======== Records ========

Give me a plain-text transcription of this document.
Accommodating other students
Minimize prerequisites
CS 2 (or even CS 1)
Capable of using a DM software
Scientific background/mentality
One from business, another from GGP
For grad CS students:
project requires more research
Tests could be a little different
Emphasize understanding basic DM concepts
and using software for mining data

========

Copy every line verbatim.

● **Solution to this task**:
Give me a plain-text transcription of this document.
Accommodating other students
Minimize prerequisites
CS 2 (or even CS 1)
Capable of using a DM software
Scientific background/mentality
One from business, another from GGP
For grad CS students:
project requires more research
Tests could be a little different
Emphasize understanding basic DM concepts
and using software for mining data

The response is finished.